Start of GIVEN INFORMATION

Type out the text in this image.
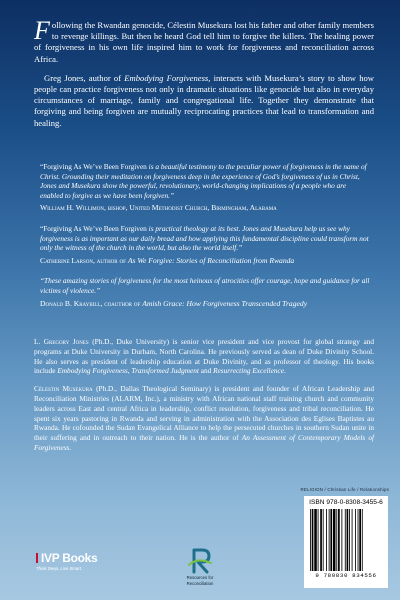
Following the Rwandan genocide, Célestin Musekura lost his father and other family members to revenge killings. But then he heard God tell him to forgive the killers. The healing power of forgiveness in his own life inspired him to work for forgiveness and reconciliation across Africa.

Greg Jones, author of Embodying Forgiveness, interacts with Musekura’s story to show how people can practice forgiveness not only in dramatic situations like genocide but also in everyday circumstances of marriage, family and congregational life. Together they demonstrate that forgiving and being forgiven are mutually reciprocating practices that lead to transformation and healing.

“Forgiving As We’ve Been Forgiven is a beautiful testimony to the peculiar power of forgiveness in the name of Christ. Grounding their meditation on forgiveness deep in the experience of God’s forgiveness of us in Christ, Jones and Musekura show the powerful, revolutionary, world-changing implications of a people who are enabled to forgive as we have been forgiven.”
William H. Willimon, bishop, United Methodist Church, Birmingham, Alabama
“Forgiving As We’ve Been Forgiven is practical theology at its best. Jones and Musekura help us see why forgiveness is as important as our daily bread and how applying this fundamental discipline could transform not only the witness of the church in the world, but also the world itself.”
Catherine Larson, author of As We Forgive: Stories of Reconciliation from Rwanda
“These amazing stories of forgiveness for the most heinous of atrocities offer courage, hope and guidance for all victims of violence.”
Donald B. Kraybill, coauthor of Amish Grace: How Forgiveness Transcended Tragedy

L. Gregory Jones (Ph.D., Duke University) is senior vice president and vice provost for global strategy and programs at Duke University in Durham, North Carolina. He previously served as dean of Duke Divinity School. He also serves as president of leadership education at Duke Divinity, and as professor of theology. His books include Embodying Forgiveness, Transformed Judgment and Resurrecting Excellence.

Célestin Musekura (Ph.D., Dallas Theological Seminary) is president and founder of African Leadership and Reconciliation Ministries (ALARM, Inc.), a ministry with African national staff training church and community leaders across East and central Africa in leadership, conflict resolution, forgiveness and tribal reconciliation. He spent six years pastoring in Rwanda and serving in administration with the Association des Eglises Baptistes au Rwanda. He cofounded the Sudan Evangelical Alliance to help the persecuted churches in southern Sudan unite in their suffering and in outreach to their nation. He is the author of An Assessment of Contemporary Models of Forgiveness.

RELIGION / Christian Life / Relationships
ISBN 978-0-8308-3455-6
9 780830 834556
IVP Books
Think Deep. Live Smart.
Resources for
Reconciliation
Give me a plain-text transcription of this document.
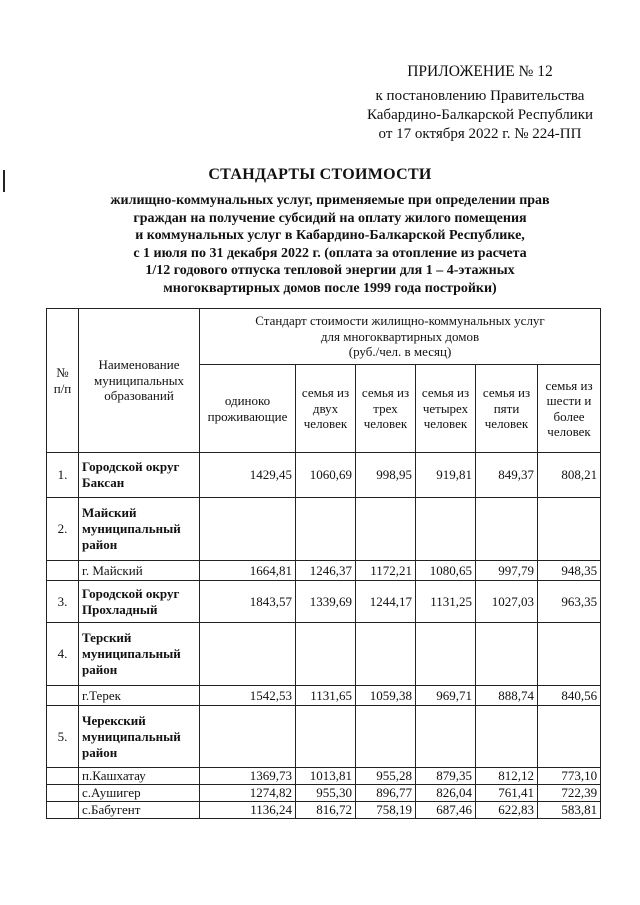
ПРИЛОЖЕНИЕ № 12
к постановлению Правительства
Кабардино-Балкарской Республики
от 17 октября 2022 г. № 224-ПП
СТАНДАРТЫ СТОИМОСТИ
жилищно-коммунальных услуг, применяемые при определении прав
граждан на получение субсидий на оплату жилого помещения
и коммунальных услуг в Кабардино-Балкарской Республике,
с 1 июля по 31 декабря 2022 г. (оплата за отопление из расчета
1/12 годового отпуска тепловой энергии для 1 – 4-этажных
многоквартирных домов после 1999 года постройки)
№ п/п	Наименование муниципальных образований	Стандарт стоимости жилищно-коммунальных услуг
для многоквартирных домов
(руб./чел. в месяц)					

		одиноко проживающие	семья из двух человек	семья из трех человек	семья из четырех человек	семья из пяти человек	семья из шести и более человек
1.	Городской округ Баксан	1429,45	1060,69	998,95	919,81	849,37	808,21
2.	Майский муниципальный район						
	г. Майский	1664,81	1246,37	1172,21	1080,65	997,79	948,35
3.	Городской округ Прохладный	1843,57	1339,69	1244,17	1131,25	1027,03	963,35
4.	Терский муниципальный район						
	г.Терек	1542,53	1131,65	1059,38	969,71	888,74	840,56
5.	Черекский муниципальный район						
	п.Кашхатау	1369,73	1013,81	955,28	879,35	812,12	773,10
	с.Аушигер	1274,82	955,30	896,77	826,04	761,41	722,39
	с.Бабугент	1136,24	816,72	758,19	687,46	622,83	583,81
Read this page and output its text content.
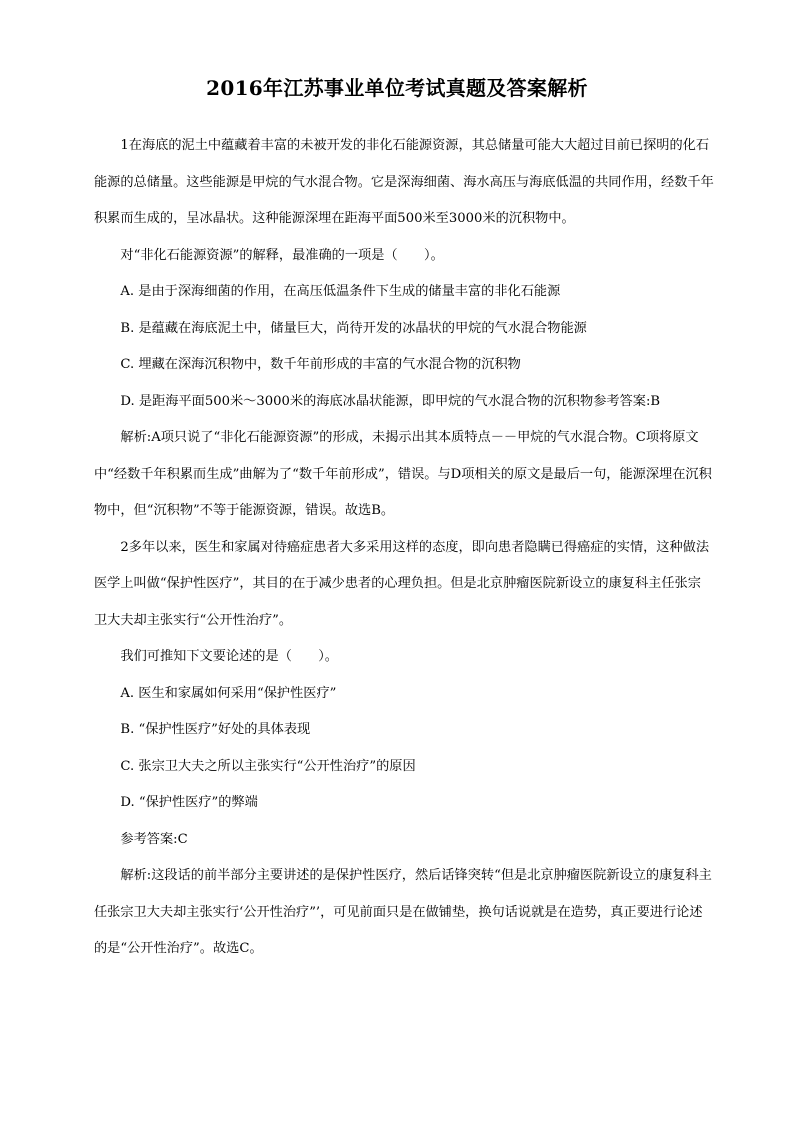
2016年江苏事业单位考试真题及答案解析

1在海底的泥土中蕴藏着丰富的未被开发的非化石能源资源，其总储量可能大大超过目前已探明的化石能源的总储量。这些能源是甲烷的气水混合物。它是深海细菌、海水高压与海底低温的共同作用，经数千年积累而生成的，呈冰晶状。这种能源深埋在距海平面500米至3000米的沉积物中。

对“非化石能源资源”的解释，最准确的一项是（　　）。

A. 是由于深海细菌的作用，在高压低温条件下生成的储量丰富的非化石能源

B. 是蕴藏在海底泥土中，储量巨大，尚待开发的冰晶状的甲烷的气水混合物能源

C. 埋藏在深海沉积物中，数千年前形成的丰富的气水混合物的沉积物

D. 是距海平面500米～3000米的海底冰晶状能源，即甲烷的气水混合物的沉积物参考答案:B

解析:A项只说了“非化石能源资源”的形成，未揭示出其本质特点－－甲烷的气水混合物。C项将原文中“经数千年积累而生成”曲解为了“数千年前形成”，错误。与D项相关的原文是最后一句，能源深埋在沉积物中，但“沉积物”不等于能源资源，错误。故选B。

2多年以来，医生和家属对待癌症患者大多采用这样的态度，即向患者隐瞒已得癌症的实情，这种做法医学上叫做“保护性医疗”，其目的在于减少患者的心理负担。但是北京肿瘤医院新设立的康复科主任张宗卫大夫却主张实行“公开性治疗”。

我们可推知下文要论述的是（　　）。

A. 医生和家属如何采用“保护性医疗”

B. “保护性医疗”好处的具体表现

C. 张宗卫大夫之所以主张实行“公开性治疗”的原因

D. “保护性医疗”的弊端

参考答案:C

解析:这段话的前半部分主要讲述的是保护性医疗，然后话锋突转“但是北京肿瘤医院新设立的康复科主任张宗卫大夫却主张实行‘公开性治疗”’，可见前面只是在做铺垫，换句话说就是在造势，真正要进行论述的是“公开性治疗”。故选C。
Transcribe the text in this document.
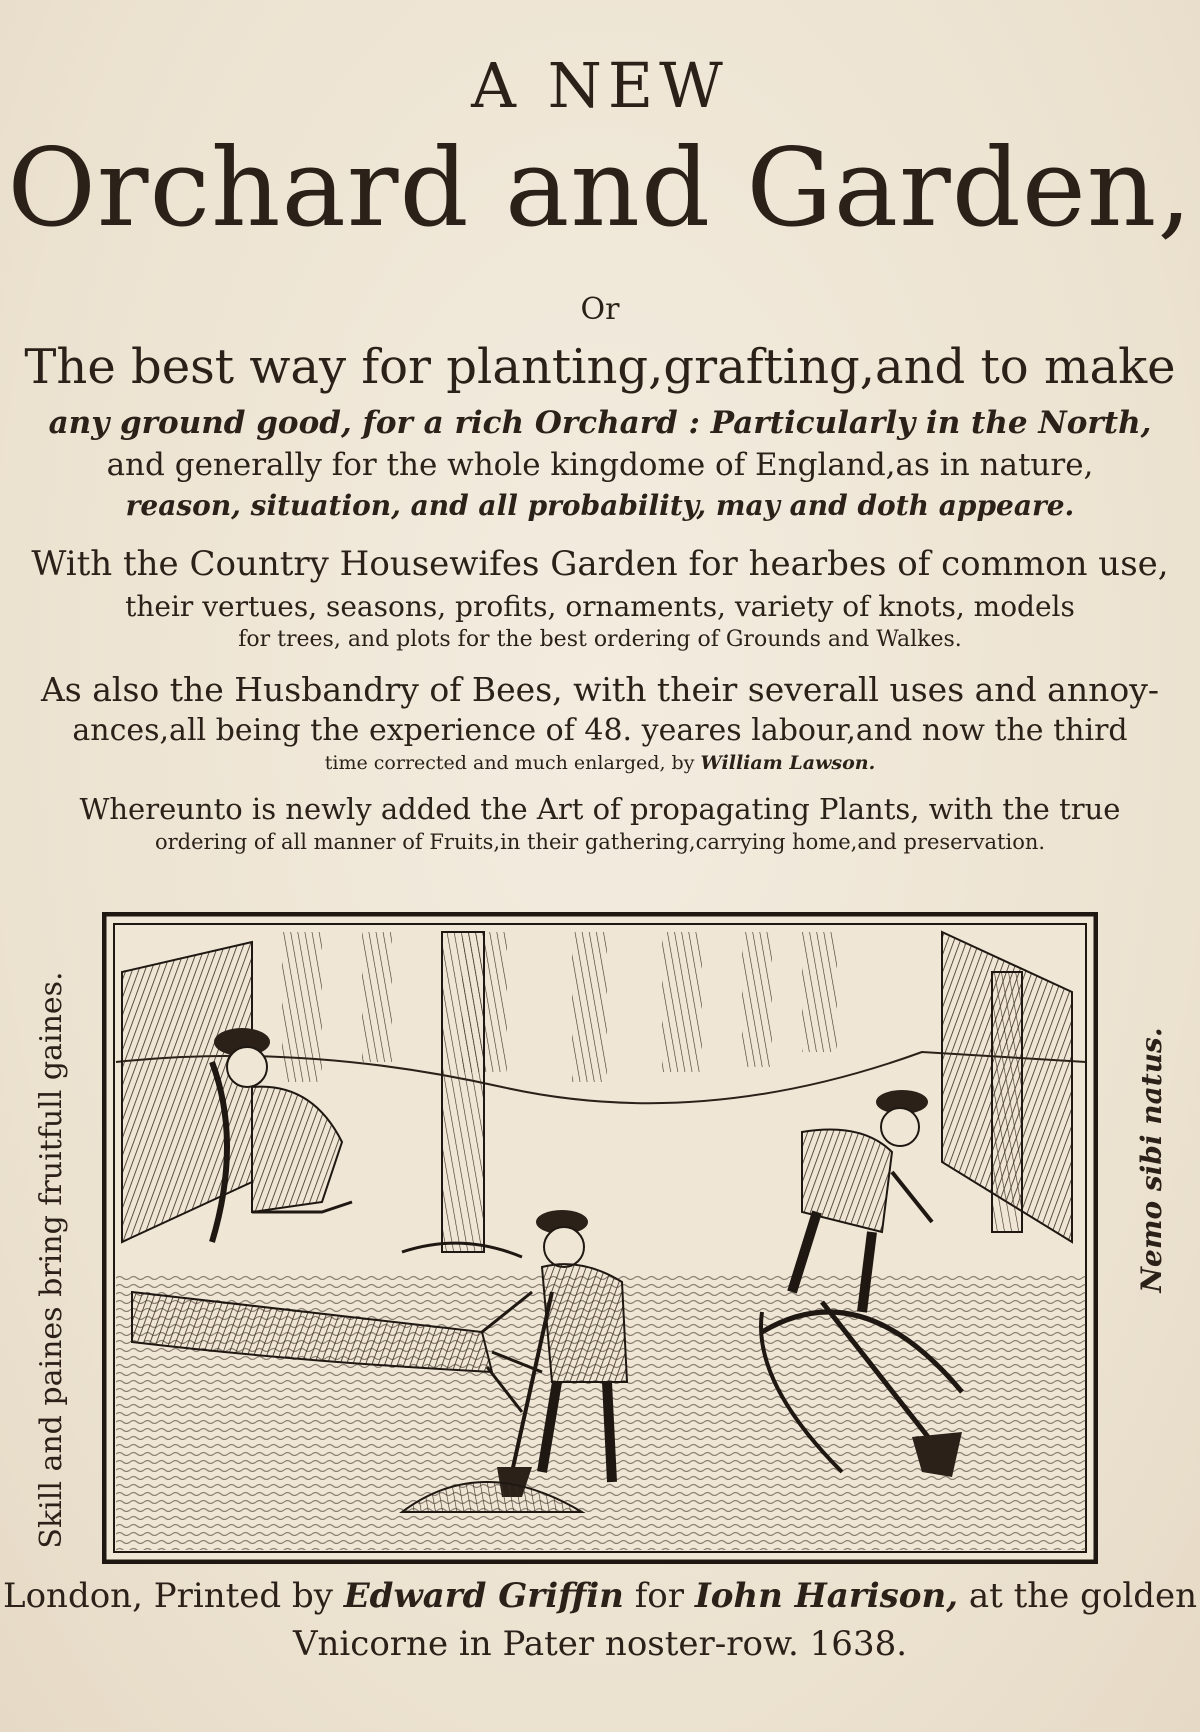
A NEW
Orchard and Garden,
Or
The best way for planting,grafting,and to make
any ground good, for a rich Orchard : Particularly in the North,
and generally for the whole kingdome of England,as in nature,
reason, situation, and all probability, may and doth appeare.
With the Country Housewifes Garden for hearbes of common use,
their vertues, seasons, profits, ornaments, variety of knots, models
for trees, and plots for the best ordering of Grounds and Walkes.
As also the Husbandry of Bees, with their severall uses and annoy-
ances,all being the experience of 48. yeares labour,and now the third
time corrected and much enlarged, by William Lawson.
Whereunto is newly added the Art of propagating Plants, with the true
ordering of all manner of Fruits,in their gathering,carrying home,and preservation.
Skill and paines bring fruitfull gaines.	Nemo sibi natus.
London, Printed by Edward Griffin for Iohn Harison, at the golden
Vnicorne in Pater noster-row. 1638.
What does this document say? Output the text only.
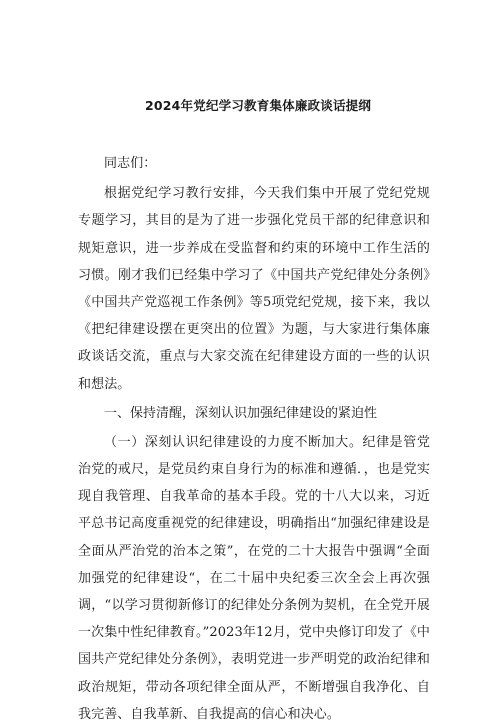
2024年党纪学习教育集体廉政谈话提纲

同志们：

根据党纪学习教行安排，今天我们集中开展了党纪党规专题学习，其目的是为了进一步强化党员干部的纪律意识和规矩意识，进一步养成在受监督和约束的环境中工作生活的习惯。刚才我们已经集中学习了《中国共产党纪律处分条例》《中国共产党巡视工作条例》等5项党纪党规，接下来，我以《把纪律建设摆在更突出的位置》为题，与大家进行集体廉政谈话交流，重点与大家交流在纪律建设方面的一些的认识和想法。

一、保持清醒，深刻认识加强纪律建设的紧迫性

（一）深刻认识纪律建设的力度不断加大。纪律是管党治党的戒尺，是党员约束自身行为的标准和遵循．，也是党实现自我管理、自我革命的基本手段。党的十八大以来，习近平总书记高度重视党的纪律建设，明确指出“加强纪律建设是全面从严治党的治本之策”，在党的二十大报告中强调“全面加强党的纪律建设“，在二十届中央纪委三次全会上再次强调，“以学习贯彻新修订的纪律处分条例为契机，在全党开展一次集中性纪律教育。”2023年12月，党中央修订印发了《中国共产党纪律处分条例》，表明党进一步严明党的政治纪律和政治规矩，带动各项纪律全面从严，不断增强自我净化、自我完善、自我革新、自我提高的信心和决心。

End of GIVEN INFORMATION

_AIM_
Figure out how many lines of the data above include "округ", then give the number and nothing more.

_TASK ANSWER_
2